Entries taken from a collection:

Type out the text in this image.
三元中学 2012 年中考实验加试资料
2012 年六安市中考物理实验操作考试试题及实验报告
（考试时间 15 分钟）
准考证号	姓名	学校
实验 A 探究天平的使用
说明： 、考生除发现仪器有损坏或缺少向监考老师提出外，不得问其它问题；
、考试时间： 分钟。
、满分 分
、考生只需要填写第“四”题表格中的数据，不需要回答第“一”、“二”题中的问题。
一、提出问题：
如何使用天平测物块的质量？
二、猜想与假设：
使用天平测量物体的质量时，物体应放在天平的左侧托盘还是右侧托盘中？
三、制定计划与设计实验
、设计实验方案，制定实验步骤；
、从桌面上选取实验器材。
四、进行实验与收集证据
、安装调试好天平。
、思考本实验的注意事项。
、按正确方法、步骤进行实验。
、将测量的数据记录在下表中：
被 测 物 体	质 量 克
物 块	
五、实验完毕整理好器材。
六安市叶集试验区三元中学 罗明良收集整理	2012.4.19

EXERCISE OBJECTIVE: Exactly reproduce all of the entries above.

THE OUTPUT:
Type out the text in this image.
三元中学 2012 年中考实验加试资料
2012 年六安市中考物理实验操作考试试题及实验报告
（考试时间 15 分钟）
准考证号	姓名	学校
实验 A 探究天平的使用
说明： 、考生除发现仪器有损坏或缺少向监考老师提出外，不得问其它问题；
、考试时间： 分钟。
、满分 分
、考生只需要填写第“四”题表格中的数据，不需要回答第“一”、“二”题中的问题。
一、提出问题：
如何使用天平测物块的质量？
二、猜想与假设：
使用天平测量物体的质量时，物体应放在天平的左侧托盘还是右侧托盘中？
三、制定计划与设计实验
、设计实验方案，制定实验步骤；
、从桌面上选取实验器材。
四、进行实验与收集证据
、安装调试好天平。
、思考本实验的注意事项。
、按正确方法、步骤进行实验。
、将测量的数据记录在下表中：
被 测 物 体	质 量 克
物 块	
五、实验完毕整理好器材。
六安市叶集试验区三元中学 罗明良收集整理	2012.4.19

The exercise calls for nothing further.